Aim
Write out the full set of records below exactly.
※ ※ ※
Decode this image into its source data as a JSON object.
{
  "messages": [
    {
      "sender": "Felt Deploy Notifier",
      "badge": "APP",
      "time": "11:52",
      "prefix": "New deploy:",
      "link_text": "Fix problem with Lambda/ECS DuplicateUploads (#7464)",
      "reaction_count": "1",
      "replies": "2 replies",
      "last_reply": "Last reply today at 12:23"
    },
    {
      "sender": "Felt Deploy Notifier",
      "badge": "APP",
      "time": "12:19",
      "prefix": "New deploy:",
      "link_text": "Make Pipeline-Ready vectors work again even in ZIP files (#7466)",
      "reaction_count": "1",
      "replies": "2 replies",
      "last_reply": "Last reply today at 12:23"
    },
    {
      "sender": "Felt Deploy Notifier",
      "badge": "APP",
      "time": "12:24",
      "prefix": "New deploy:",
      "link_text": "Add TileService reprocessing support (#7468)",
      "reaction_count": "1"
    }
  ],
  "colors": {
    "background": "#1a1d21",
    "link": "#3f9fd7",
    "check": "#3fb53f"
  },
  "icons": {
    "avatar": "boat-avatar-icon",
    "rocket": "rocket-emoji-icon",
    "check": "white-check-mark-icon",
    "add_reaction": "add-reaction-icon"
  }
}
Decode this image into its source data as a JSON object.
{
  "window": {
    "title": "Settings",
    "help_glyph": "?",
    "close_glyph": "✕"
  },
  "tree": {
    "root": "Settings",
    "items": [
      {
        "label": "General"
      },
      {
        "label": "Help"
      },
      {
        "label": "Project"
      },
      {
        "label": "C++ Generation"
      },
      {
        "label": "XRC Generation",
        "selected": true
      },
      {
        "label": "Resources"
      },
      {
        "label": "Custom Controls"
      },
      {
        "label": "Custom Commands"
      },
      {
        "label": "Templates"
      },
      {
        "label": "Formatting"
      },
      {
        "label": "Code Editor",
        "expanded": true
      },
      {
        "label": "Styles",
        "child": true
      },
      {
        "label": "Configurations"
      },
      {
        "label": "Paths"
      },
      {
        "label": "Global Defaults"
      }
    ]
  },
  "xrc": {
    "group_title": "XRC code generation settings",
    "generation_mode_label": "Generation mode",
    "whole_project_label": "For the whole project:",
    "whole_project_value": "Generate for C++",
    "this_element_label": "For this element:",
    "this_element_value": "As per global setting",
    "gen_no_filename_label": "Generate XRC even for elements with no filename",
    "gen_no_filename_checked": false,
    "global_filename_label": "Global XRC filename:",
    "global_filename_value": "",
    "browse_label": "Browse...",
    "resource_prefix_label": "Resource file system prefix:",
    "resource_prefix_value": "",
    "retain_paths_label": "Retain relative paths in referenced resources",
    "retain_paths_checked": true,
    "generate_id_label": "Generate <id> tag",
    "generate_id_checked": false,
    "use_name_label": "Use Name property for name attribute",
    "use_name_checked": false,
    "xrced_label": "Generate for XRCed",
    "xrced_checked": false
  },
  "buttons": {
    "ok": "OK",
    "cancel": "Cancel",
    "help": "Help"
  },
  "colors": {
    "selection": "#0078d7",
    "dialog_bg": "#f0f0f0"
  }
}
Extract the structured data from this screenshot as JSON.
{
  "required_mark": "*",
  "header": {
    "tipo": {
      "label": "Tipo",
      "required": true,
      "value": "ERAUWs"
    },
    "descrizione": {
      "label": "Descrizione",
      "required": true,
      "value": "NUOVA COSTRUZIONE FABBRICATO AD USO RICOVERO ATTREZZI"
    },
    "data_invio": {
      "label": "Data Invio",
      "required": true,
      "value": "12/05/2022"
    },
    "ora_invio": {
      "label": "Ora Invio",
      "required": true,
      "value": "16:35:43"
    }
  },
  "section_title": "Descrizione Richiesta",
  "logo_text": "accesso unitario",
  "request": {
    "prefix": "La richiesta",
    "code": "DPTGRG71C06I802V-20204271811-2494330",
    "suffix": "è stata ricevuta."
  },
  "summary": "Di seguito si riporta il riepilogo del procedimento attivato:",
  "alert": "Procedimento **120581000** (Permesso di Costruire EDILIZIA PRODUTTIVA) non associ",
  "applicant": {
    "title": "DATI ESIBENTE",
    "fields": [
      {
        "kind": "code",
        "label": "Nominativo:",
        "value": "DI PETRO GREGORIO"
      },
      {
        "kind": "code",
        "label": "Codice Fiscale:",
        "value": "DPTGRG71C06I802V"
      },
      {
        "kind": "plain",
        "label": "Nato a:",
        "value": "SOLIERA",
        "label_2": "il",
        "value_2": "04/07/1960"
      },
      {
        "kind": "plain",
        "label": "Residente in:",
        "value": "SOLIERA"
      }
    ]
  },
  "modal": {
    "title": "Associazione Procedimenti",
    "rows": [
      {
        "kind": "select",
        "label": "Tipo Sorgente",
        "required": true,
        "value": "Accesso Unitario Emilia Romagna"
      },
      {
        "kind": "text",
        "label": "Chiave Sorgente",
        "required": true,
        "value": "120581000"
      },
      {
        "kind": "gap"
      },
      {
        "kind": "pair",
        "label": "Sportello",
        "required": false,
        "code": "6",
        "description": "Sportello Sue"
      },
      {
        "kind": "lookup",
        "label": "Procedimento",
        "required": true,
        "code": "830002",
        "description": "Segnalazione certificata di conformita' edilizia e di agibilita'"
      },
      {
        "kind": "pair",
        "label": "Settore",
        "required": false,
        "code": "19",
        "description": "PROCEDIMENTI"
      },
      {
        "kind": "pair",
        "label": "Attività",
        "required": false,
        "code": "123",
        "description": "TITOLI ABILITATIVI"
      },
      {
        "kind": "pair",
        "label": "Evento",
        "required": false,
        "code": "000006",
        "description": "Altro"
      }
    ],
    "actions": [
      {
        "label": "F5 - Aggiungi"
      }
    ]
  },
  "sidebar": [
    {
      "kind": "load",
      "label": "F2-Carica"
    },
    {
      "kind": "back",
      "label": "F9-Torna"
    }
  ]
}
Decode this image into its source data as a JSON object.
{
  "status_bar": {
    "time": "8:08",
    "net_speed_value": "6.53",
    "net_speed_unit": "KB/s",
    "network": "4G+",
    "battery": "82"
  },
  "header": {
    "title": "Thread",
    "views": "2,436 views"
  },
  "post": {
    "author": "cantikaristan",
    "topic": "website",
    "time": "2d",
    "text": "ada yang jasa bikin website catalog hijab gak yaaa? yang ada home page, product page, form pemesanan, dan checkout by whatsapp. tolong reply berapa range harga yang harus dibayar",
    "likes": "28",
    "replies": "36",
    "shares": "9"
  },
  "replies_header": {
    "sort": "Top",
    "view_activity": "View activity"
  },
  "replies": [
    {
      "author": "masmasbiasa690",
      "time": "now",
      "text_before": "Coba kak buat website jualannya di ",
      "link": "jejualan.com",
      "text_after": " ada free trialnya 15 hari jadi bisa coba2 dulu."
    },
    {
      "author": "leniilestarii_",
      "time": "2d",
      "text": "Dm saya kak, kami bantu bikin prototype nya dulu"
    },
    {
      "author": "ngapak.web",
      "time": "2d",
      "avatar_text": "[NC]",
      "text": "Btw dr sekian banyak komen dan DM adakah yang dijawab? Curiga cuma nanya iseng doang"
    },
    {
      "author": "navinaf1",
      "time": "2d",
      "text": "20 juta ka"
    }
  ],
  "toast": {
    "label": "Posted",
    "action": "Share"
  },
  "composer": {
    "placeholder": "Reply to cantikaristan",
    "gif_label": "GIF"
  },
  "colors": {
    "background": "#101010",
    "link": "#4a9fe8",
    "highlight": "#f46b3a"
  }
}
※ ※ ※
Result below
Decode this image into its source data as a JSON object.
{
  "messages": [
    {
      "sender": "Felt Deploy Notifier",
      "badge": "APP",
      "time": "11:52",
      "prefix": "New deploy:",
      "link_text": "Fix problem with Lambda/ECS DuplicateUploads (#7464)",
      "reaction_count": "1",
      "replies": "2 replies",
      "last_reply": "Last reply today at 12:23"
    },
    {
      "sender": "Felt Deploy Notifier",
      "badge": "APP",
      "time": "12:19",
      "prefix": "New deploy:",
      "link_text": "Make Pipeline-Ready vectors work again even in ZIP files (#7466)",
      "reaction_count": "1",
      "replies": "2 replies",
      "last_reply": "Last reply today at 12:23"
    },
    {
      "sender": "Felt Deploy Notifier",
      "badge": "APP",
      "time": "12:24",
      "prefix": "New deploy:",
      "link_text": "Add TileService reprocessing support (#7468)",
      "reaction_count": "1"
    }
  ],
  "colors": {
    "background": "#1a1d21",
    "link": "#3f9fd7",
    "check": "#3fb53f"
  },
  "icons": {
    "avatar": "boat-avatar-icon",
    "rocket": "rocket-emoji-icon",
    "check": "white-check-mark-icon",
    "add_reaction": "add-reaction-icon"
  }
}
Decode this image into its source data as a JSON object.
{
  "window": {
    "title": "Settings",
    "help_glyph": "?",
    "close_glyph": "✕"
  },
  "tree": {
    "root": "Settings",
    "items": [
      {
        "label": "General"
      },
      {
        "label": "Help"
      },
      {
        "label": "Project"
      },
      {
        "label": "C++ Generation"
      },
      {
        "label": "XRC Generation",
        "selected": true
      },
      {
        "label": "Resources"
      },
      {
        "label": "Custom Controls"
      },
      {
        "label": "Custom Commands"
      },
      {
        "label": "Templates"
      },
      {
        "label": "Formatting"
      },
      {
        "label": "Code Editor",
        "expanded": true
      },
      {
        "label": "Styles",
        "child": true
      },
      {
        "label": "Configurations"
      },
      {
        "label": "Paths"
      },
      {
        "label": "Global Defaults"
      }
    ]
  },
  "xrc": {
    "group_title": "XRC code generation settings",
    "generation_mode_label": "Generation mode",
    "whole_project_label": "For the whole project:",
    "whole_project_value": "Generate for C++",
    "this_element_label": "For this element:",
    "this_element_value": "As per global setting",
    "gen_no_filename_label": "Generate XRC even for elements with no filename",
    "gen_no_filename_checked": false,
    "global_filename_label": "Global XRC filename:",
    "global_filename_value": "",
    "browse_label": "Browse...",
    "resource_prefix_label": "Resource file system prefix:",
    "resource_prefix_value": "",
    "retain_paths_label": "Retain relative paths in referenced resources",
    "retain_paths_checked": true,
    "generate_id_label": "Generate <id> tag",
    "generate_id_checked": false,
    "use_name_label": "Use Name property for name attribute",
    "use_name_checked": false,
    "xrced_label": "Generate for XRCed",
    "xrced_checked": false
  },
  "buttons": {
    "ok": "OK",
    "cancel": "Cancel",
    "help": "Help"
  },
  "colors": {
    "selection": "#0078d7",
    "dialog_bg": "#f0f0f0"
  }
}
Extract the structured data from this screenshot as JSON.
{
  "required_mark": "*",
  "header": {
    "tipo": {
      "label": "Tipo",
      "required": true,
      "value": "ERAUWs"
    },
    "descrizione": {
      "label": "Descrizione",
      "required": true,
      "value": "NUOVA COSTRUZIONE FABBRICATO AD USO RICOVERO ATTREZZI"
    },
    "data_invio": {
      "label": "Data Invio",
      "required": true,
      "value": "12/05/2022"
    },
    "ora_invio": {
      "label": "Ora Invio",
      "required": true,
      "value": "16:35:43"
    }
  },
  "section_title": "Descrizione Richiesta",
  "logo_text": "accesso unitario",
  "request": {
    "prefix": "La richiesta",
    "code": "DPTGRG71C06I802V-20204271811-2494330",
    "suffix": "è stata ricevuta."
  },
  "summary": "Di seguito si riporta il riepilogo del procedimento attivato:",
  "alert": "Procedimento **120581000** (Permesso di Costruire EDILIZIA PRODUTTIVA) non associ",
  "applicant": {
    "title": "DATI ESIBENTE",
    "fields": [
      {
        "kind": "code",
        "label": "Nominativo:",
        "value": "DI PETRO GREGORIO"
      },
      {
        "kind": "code",
        "label": "Codice Fiscale:",
        "value": "DPTGRG71C06I802V"
      },
      {
        "kind": "plain",
        "label": "Nato a:",
        "value": "SOLIERA",
        "label_2": "il",
        "value_2": "04/07/1960"
      },
      {
        "kind": "plain",
        "label": "Residente in:",
        "value": "SOLIERA"
      }
    ]
  },
  "modal": {
    "title": "Associazione Procedimenti",
    "rows": [
      {
        "kind": "select",
        "label": "Tipo Sorgente",
        "required": true,
        "value": "Accesso Unitario Emilia Romagna"
      },
      {
        "kind": "text",
        "label": "Chiave Sorgente",
        "required": true,
        "value": "120581000"
      },
      {
        "kind": "gap"
      },
      {
        "kind": "pair",
        "label": "Sportello",
        "required": false,
        "code": "6",
        "description": "Sportello Sue"
      },
      {
        "kind": "lookup",
        "label": "Procedimento",
        "required": true,
        "code": "830002",
        "description": "Segnalazione certificata di conformita' edilizia e di agibilita'"
      },
      {
        "kind": "pair",
        "label": "Settore",
        "required": false,
        "code": "19",
        "description": "PROCEDIMENTI"
      },
      {
        "kind": "pair",
        "label": "Attività",
        "required": false,
        "code": "123",
        "description": "TITOLI ABILITATIVI"
      },
      {
        "kind": "pair",
        "label": "Evento",
        "required": false,
        "code": "000006",
        "description": "Altro"
      }
    ],
    "actions": [
      {
        "label": "F5 - Aggiungi"
      }
    ]
  },
  "sidebar": [
    {
      "kind": "load",
      "label": "F2-Carica"
    },
    {
      "kind": "back",
      "label": "F9-Torna"
    }
  ]
}
Decode this image into its source data as a JSON object.
{
  "status_bar": {
    "time": "8:08",
    "net_speed_value": "6.53",
    "net_speed_unit": "KB/s",
    "network": "4G+",
    "battery": "82"
  },
  "header": {
    "title": "Thread",
    "views": "2,436 views"
  },
  "post": {
    "author": "cantikaristan",
    "topic": "website",
    "time": "2d",
    "text": "ada yang jasa bikin website catalog hijab gak yaaa? yang ada home page, product page, form pemesanan, dan checkout by whatsapp. tolong reply berapa range harga yang harus dibayar",
    "likes": "28",
    "replies": "36",
    "shares": "9"
  },
  "replies_header": {
    "sort": "Top",
    "view_activity": "View activity"
  },
  "replies": [
    {
      "author": "masmasbiasa690",
      "time": "now",
      "text_before": "Coba kak buat website jualannya di ",
      "link": "jejualan.com",
      "text_after": " ada free trialnya 15 hari jadi bisa coba2 dulu."
    },
    {
      "author": "leniilestarii_",
      "time": "2d",
      "text": "Dm saya kak, kami bantu bikin prototype nya dulu"
    },
    {
      "author": "ngapak.web",
      "time": "2d",
      "avatar_text": "[NC]",
      "text": "Btw dr sekian banyak komen dan DM adakah yang dijawab? Curiga cuma nanya iseng doang"
    },
    {
      "author": "navinaf1",
      "time": "2d",
      "text": "20 juta ka"
    }
  ],
  "toast": {
    "label": "Posted",
    "action": "Share"
  },
  "composer": {
    "placeholder": "Reply to cantikaristan",
    "gif_label": "GIF"
  },
  "colors": {
    "background": "#101010",
    "link": "#4a9fe8",
    "highlight": "#f46b3a"
  }
}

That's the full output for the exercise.